**Brief:** Give back every line exactly as it appears, pictures excluded.

**Data provided:**
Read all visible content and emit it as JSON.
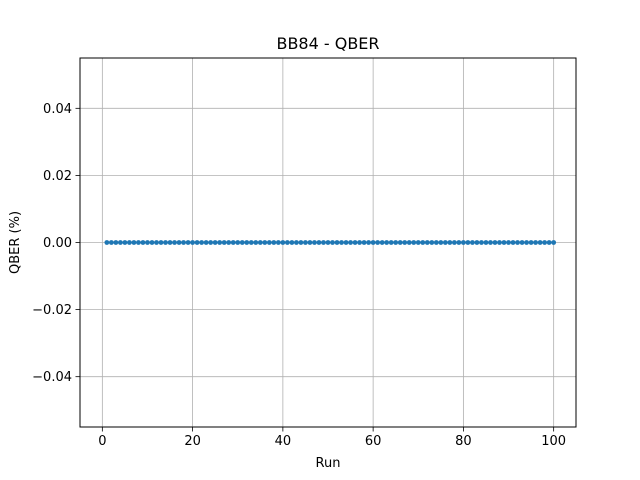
{
  "chart_data": {
    "type": "line",
    "title": "BB84 - QBER",
    "xlabel": "Run",
    "ylabel": "QBER (%)",
    "xlim": [
      -4.95,
      104.95
    ],
    "ylim": [
      -0.055,
      0.055
    ],
    "x_ticks": [
      0,
      20,
      40,
      60,
      80,
      100
    ],
    "x_tick_labels": [
      "0",
      "20",
      "40",
      "60",
      "80",
      "100"
    ],
    "y_ticks": [
      -0.04,
      -0.02,
      0.0,
      0.02,
      0.04
    ],
    "y_tick_labels": [
      "−0.04",
      "−0.02",
      "0.00",
      "0.02",
      "0.04"
    ],
    "grid": true,
    "legend": false,
    "marker": "circle",
    "series_color": "#1f77b4",
    "x_start": 1,
    "x_end": 100,
    "constant_y": 0.0
  }
}
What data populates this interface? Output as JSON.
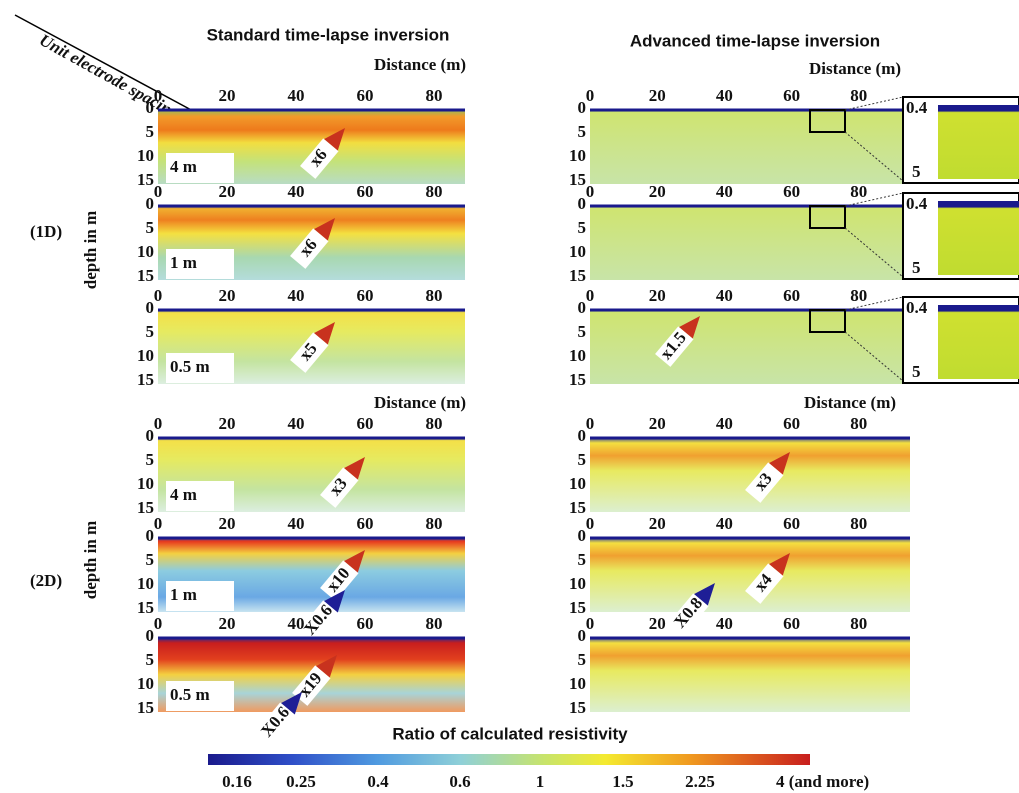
{
  "annotation": "Unit electrode spacing",
  "distance_label": "Distance (m)",
  "rows": [
    {
      "label": "(1D)",
      "axis_label": "depth in m"
    },
    {
      "label": "(2D)",
      "axis_label": "depth in m"
    }
  ],
  "x_ticks": [
    "0",
    "20",
    "40",
    "60",
    "80"
  ],
  "y_ticks": [
    "0",
    "5",
    "10",
    "15"
  ],
  "inset_ticks": [
    "0.4",
    "5"
  ],
  "standard": {
    "title": "Standard time-lapse inversion",
    "panels": [
      {
        "spacing": "4 m",
        "arrows": [
          {
            "label": "x6",
            "color": "#c8321e"
          }
        ]
      },
      {
        "spacing": "1 m",
        "arrows": [
          {
            "label": "x6",
            "color": "#c8321e"
          }
        ]
      },
      {
        "spacing": "0.5 m",
        "arrows": [
          {
            "label": "x5",
            "color": "#c8321e"
          }
        ]
      },
      {
        "spacing": "4 m",
        "arrows": [
          {
            "label": "x3",
            "color": "#c8321e"
          }
        ]
      },
      {
        "spacing": "1 m",
        "arrows": [
          {
            "label": "x10",
            "color": "#c8321e"
          },
          {
            "label": "X0.6",
            "color": "#1e1e96"
          }
        ]
      },
      {
        "spacing": "0.5 m",
        "arrows": [
          {
            "label": "x19",
            "color": "#c8321e"
          },
          {
            "label": "X0.6",
            "color": "#1e1e96"
          }
        ]
      }
    ]
  },
  "advanced": {
    "title": "Advanced time-lapse inversion",
    "panels": [
      {
        "arrows": []
      },
      {
        "arrows": []
      },
      {
        "arrows": [
          {
            "label": "x1.5",
            "color": "#c8321e"
          }
        ]
      },
      {
        "arrows": [
          {
            "label": "x3",
            "color": "#c8321e"
          }
        ]
      },
      {
        "arrows": [
          {
            "label": "x4",
            "color": "#c8321e"
          },
          {
            "label": "X0.8",
            "color": "#1e1e96"
          }
        ]
      },
      {
        "arrows": []
      }
    ]
  },
  "colorbar": {
    "title": "Ratio of calculated resistivity",
    "labels": [
      "0.16",
      "0.25",
      "0.4",
      "0.6",
      "1",
      "1.5",
      "2.25",
      "4 (and more)"
    ]
  }
}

**The reply:**
Read all visible content and emit it as JSON.
{
  "chart_data": {
    "type": "line",
    "title": "BB84 - QBER",
    "xlabel": "Run",
    "ylabel": "QBER (%)",
    "xlim": [
      -4.95,
      104.95
    ],
    "ylim": [
      -0.055,
      0.055
    ],
    "x_ticks": [
      0,
      20,
      40,
      60,
      80,
      100
    ],
    "x_tick_labels": [
      "0",
      "20",
      "40",
      "60",
      "80",
      "100"
    ],
    "y_ticks": [
      -0.04,
      -0.02,
      0.0,
      0.02,
      0.04
    ],
    "y_tick_labels": [
      "−0.04",
      "−0.02",
      "0.00",
      "0.02",
      "0.04"
    ],
    "grid": true,
    "legend": false,
    "marker": "circle",
    "series_color": "#1f77b4",
    "x_start": 1,
    "x_end": 100,
    "constant_y": 0.0
  }
}
What data populates this interface? Output as JSON.
{
  "annotation": "Unit electrode spacing",
  "distance_label": "Distance (m)",
  "rows": [
    {
      "label": "(1D)",
      "axis_label": "depth in m"
    },
    {
      "label": "(2D)",
      "axis_label": "depth in m"
    }
  ],
  "x_ticks": [
    "0",
    "20",
    "40",
    "60",
    "80"
  ],
  "y_ticks": [
    "0",
    "5",
    "10",
    "15"
  ],
  "inset_ticks": [
    "0.4",
    "5"
  ],
  "standard": {
    "title": "Standard time-lapse inversion",
    "panels": [
      {
        "spacing": "4 m",
        "arrows": [
          {
            "label": "x6",
            "color": "#c8321e"
          }
        ]
      },
      {
        "spacing": "1 m",
        "arrows": [
          {
            "label": "x6",
            "color": "#c8321e"
          }
        ]
      },
      {
        "spacing": "0.5 m",
        "arrows": [
          {
            "label": "x5",
            "color": "#c8321e"
          }
        ]
      },
      {
        "spacing": "4 m",
        "arrows": [
          {
            "label": "x3",
            "color": "#c8321e"
          }
        ]
      },
      {
        "spacing": "1 m",
        "arrows": [
          {
            "label": "x10",
            "color": "#c8321e"
          },
          {
            "label": "X0.6",
            "color": "#1e1e96"
          }
        ]
      },
      {
        "spacing": "0.5 m",
        "arrows": [
          {
            "label": "x19",
            "color": "#c8321e"
          },
          {
            "label": "X0.6",
            "color": "#1e1e96"
          }
        ]
      }
    ]
  },
  "advanced": {
    "title": "Advanced time-lapse inversion",
    "panels": [
      {
        "arrows": []
      },
      {
        "arrows": []
      },
      {
        "arrows": [
          {
            "label": "x1.5",
            "color": "#c8321e"
          }
        ]
      },
      {
        "arrows": [
          {
            "label": "x3",
            "color": "#c8321e"
          }
        ]
      },
      {
        "arrows": [
          {
            "label": "x4",
            "color": "#c8321e"
          },
          {
            "label": "X0.8",
            "color": "#1e1e96"
          }
        ]
      },
      {
        "arrows": []
      }
    ]
  },
  "colorbar": {
    "title": "Ratio of calculated resistivity",
    "labels": [
      "0.16",
      "0.25",
      "0.4",
      "0.6",
      "1",
      "1.5",
      "2.25",
      "4 (and more)"
    ]
  }
}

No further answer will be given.